§ **What you should do**
Look through the data below and return each line where "this" appears.

● ● ● ●

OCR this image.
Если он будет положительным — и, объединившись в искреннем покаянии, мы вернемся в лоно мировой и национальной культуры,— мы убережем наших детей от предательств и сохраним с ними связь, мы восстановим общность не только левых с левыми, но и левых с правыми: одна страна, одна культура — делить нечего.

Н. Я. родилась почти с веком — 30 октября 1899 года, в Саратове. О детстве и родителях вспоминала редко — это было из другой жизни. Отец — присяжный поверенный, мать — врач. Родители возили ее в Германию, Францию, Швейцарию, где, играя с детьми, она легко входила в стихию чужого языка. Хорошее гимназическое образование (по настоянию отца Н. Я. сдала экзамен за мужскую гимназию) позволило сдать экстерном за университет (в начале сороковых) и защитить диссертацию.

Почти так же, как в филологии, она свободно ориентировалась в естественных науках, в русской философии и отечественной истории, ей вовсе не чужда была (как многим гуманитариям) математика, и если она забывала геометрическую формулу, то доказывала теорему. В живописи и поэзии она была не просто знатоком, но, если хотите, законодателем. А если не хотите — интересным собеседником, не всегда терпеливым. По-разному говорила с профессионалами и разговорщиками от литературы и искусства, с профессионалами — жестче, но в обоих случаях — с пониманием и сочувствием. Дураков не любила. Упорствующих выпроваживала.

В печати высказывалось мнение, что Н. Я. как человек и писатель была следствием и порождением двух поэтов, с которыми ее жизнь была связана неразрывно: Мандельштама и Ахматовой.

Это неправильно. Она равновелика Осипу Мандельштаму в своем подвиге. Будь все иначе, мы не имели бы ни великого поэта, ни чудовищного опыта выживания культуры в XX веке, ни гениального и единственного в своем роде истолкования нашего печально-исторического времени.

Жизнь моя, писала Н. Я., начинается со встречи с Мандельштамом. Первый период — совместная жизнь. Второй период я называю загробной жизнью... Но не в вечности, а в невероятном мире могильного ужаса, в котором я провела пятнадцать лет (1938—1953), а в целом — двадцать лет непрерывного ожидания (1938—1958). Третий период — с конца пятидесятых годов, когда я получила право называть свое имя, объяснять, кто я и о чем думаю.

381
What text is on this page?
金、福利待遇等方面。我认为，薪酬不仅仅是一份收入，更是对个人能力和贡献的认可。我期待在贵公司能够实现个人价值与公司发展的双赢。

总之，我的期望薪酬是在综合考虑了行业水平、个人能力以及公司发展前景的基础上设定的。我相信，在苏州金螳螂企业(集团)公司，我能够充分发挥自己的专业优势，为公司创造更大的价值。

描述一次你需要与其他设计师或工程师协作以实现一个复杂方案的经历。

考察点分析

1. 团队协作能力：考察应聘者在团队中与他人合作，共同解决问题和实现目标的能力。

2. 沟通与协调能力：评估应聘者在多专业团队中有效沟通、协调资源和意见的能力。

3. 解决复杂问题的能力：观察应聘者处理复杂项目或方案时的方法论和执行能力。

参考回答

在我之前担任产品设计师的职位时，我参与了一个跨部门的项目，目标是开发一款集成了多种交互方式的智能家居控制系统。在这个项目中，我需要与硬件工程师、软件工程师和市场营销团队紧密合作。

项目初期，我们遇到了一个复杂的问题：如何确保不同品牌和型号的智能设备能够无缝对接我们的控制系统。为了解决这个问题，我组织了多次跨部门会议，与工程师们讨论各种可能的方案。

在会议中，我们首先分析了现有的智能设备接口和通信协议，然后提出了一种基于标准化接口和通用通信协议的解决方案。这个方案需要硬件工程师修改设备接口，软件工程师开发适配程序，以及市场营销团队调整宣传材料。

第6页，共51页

● ● ● ●

§ **Answer to the problem**
OCR this image.
What text is on this page?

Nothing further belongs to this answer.